[Collection entries]
┏━━

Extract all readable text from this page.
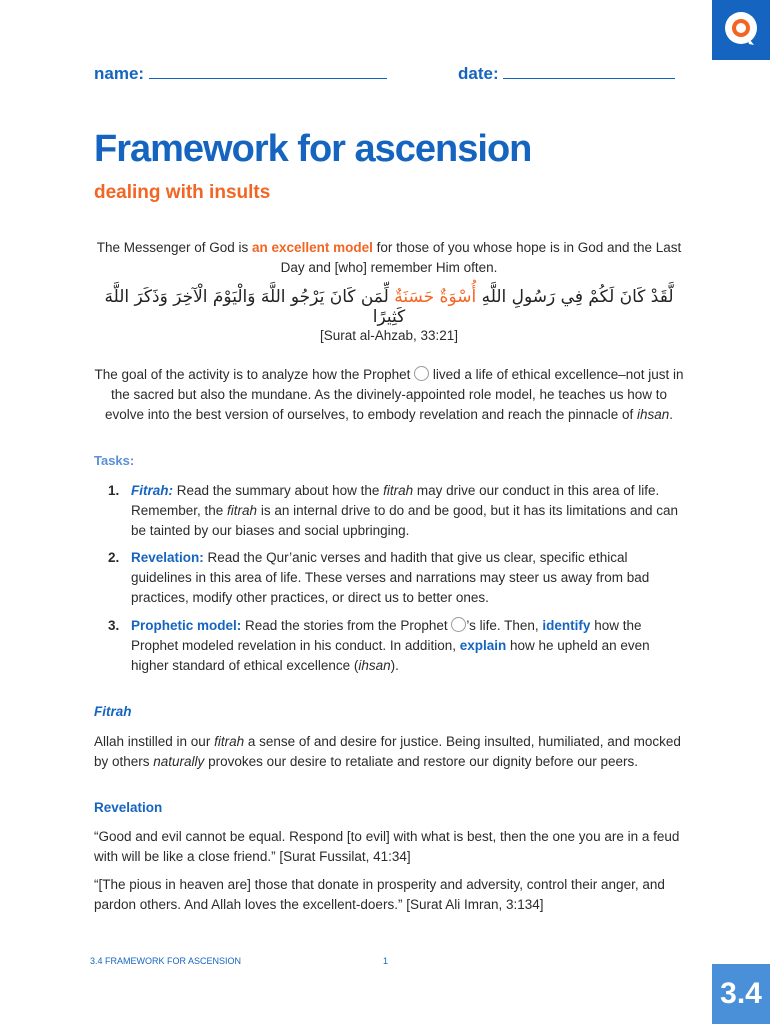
name:	date:
Framework for ascension
dealing with insults
The Messenger of God is an excellent model for those of you whose hope is in God and the Last Day and [who] remember Him often.
لَّقَدْ كَانَ لَكُمْ فِي رَسُولِ اللَّهِ أُسْوَةٌ حَسَنَةٌ لِّمَن كَانَ يَرْجُو اللَّهَ وَالْيَوْمَ الْآخِرَ وَذَكَرَ اللَّهَ كَثِيرًا
[Surat al-Ahzab, 33:21]
The goal of the activity is to analyze how the Prophet  lived a life of ethical excellence–not just in the sacred but also the mundane. As the divinely-appointed role model, he teaches us how to evolve into the best version of ourselves, to embody revelation and reach the pinnacle of ihsan.
Tasks:
1. Fitrah: Read the summary about how the fitrah may drive our conduct in this area of life. Remember, the fitrah is an internal drive to do and be good, but it has its limitations and can be tainted by our biases and social upbringing.
2. Revelation: Read the Qur’anic verses and hadith that give us clear, specific ethical guidelines in this area of life. These verses and narrations may steer us away from bad practices, modify other practices, or direct us to better ones.
3. Prophetic model: Read the stories from the Prophet ’s life. Then, identify how the Prophet modeled revelation in his conduct. In addition, explain how he upheld an even higher standard of ethical excellence (ihsan).
Fitrah
Allah instilled in our fitrah a sense of and desire for justice. Being insulted, humiliated, and mocked by others naturally provokes our desire to retaliate and restore our dignity before our peers.
Revelation
“Good and evil cannot be equal. Respond [to evil] with what is best, then the one you are in a feud with will be like a close friend.” [Surat Fussilat, 41:34]
“[The pious in heaven are] those that donate in prosperity and adversity, control their anger, and pardon others. And Allah loves the excellent-doers.” [Surat Ali Imran, 3:134]
3.4 FRAMEWORK FOR ASCENSION	1
3.4
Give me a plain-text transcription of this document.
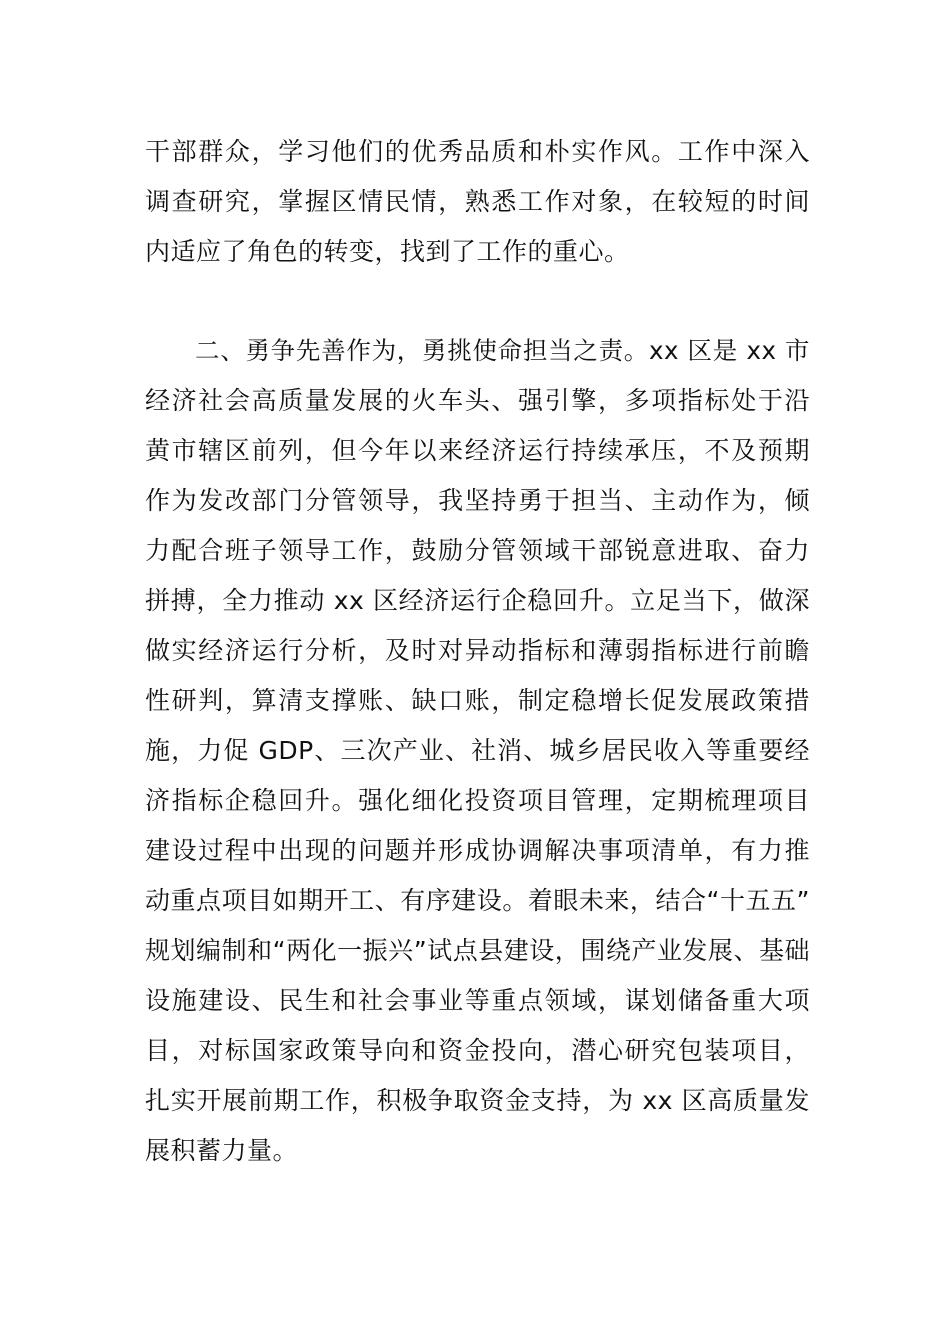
干部群众，学习他们的优秀品质和朴实作风。工作中深入
调查研究，掌握区情民情，熟悉工作对象，在较短的时间
内适应了角色的转变，找到了工作的重心。
二、勇争先善作为，勇挑使命担当之责。xx 区是 xx 市
经济社会高质量发展的火车头、强引擎，多项指标处于沿
黄市辖区前列，但今年以来经济运行持续承压，不及预期
作为发改部门分管领导，我坚持勇于担当、主动作为，倾
力配合班子领导工作，鼓励分管领域干部锐意进取、奋力
拼搏，全力推动 xx 区经济运行企稳回升。立足当下，做深
做实经济运行分析，及时对异动指标和薄弱指标进行前瞻
性研判，算清支撑账、缺口账，制定稳增长促发展政策措
施，力促 GDP、三次产业、社消、城乡居民收入等重要经
济指标企稳回升。强化细化投资项目管理，定期梳理项目
建设过程中出现的问题并形成协调解决事项清单，有力推
动重点项目如期开工、有序建设。着眼未来，结合“十五五”
规划编制和“两化一振兴”试点县建设，围绕产业发展、基础
设施建设、民生和社会事业等重点领域，谋划储备重大项
目，对标国家政策导向和资金投向，潜心研究包装项目，
扎实开展前期工作，积极争取资金支持，为 xx 区高质量发
展积蓄力量。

┗━━

» **EXERCISE**
Extract every line of the records above that contains the word "excellence".

» **ANSWER**
The goal of the activity is to analyze how the Prophet  lived a life of ethical excellence–not just in the sacred but also the mundane. As the divinely-appointed role model, he teaches us how to evolve into the best version of ourselves, to embody revelation and reach the pinnacle of ihsan.
3. Prophetic model: Read the stories from the Prophet ’s life. Then, identify how the Prophet modeled revelation in his conduct. In addition, explain how he upheld an even higher standard of ethical excellence (ihsan).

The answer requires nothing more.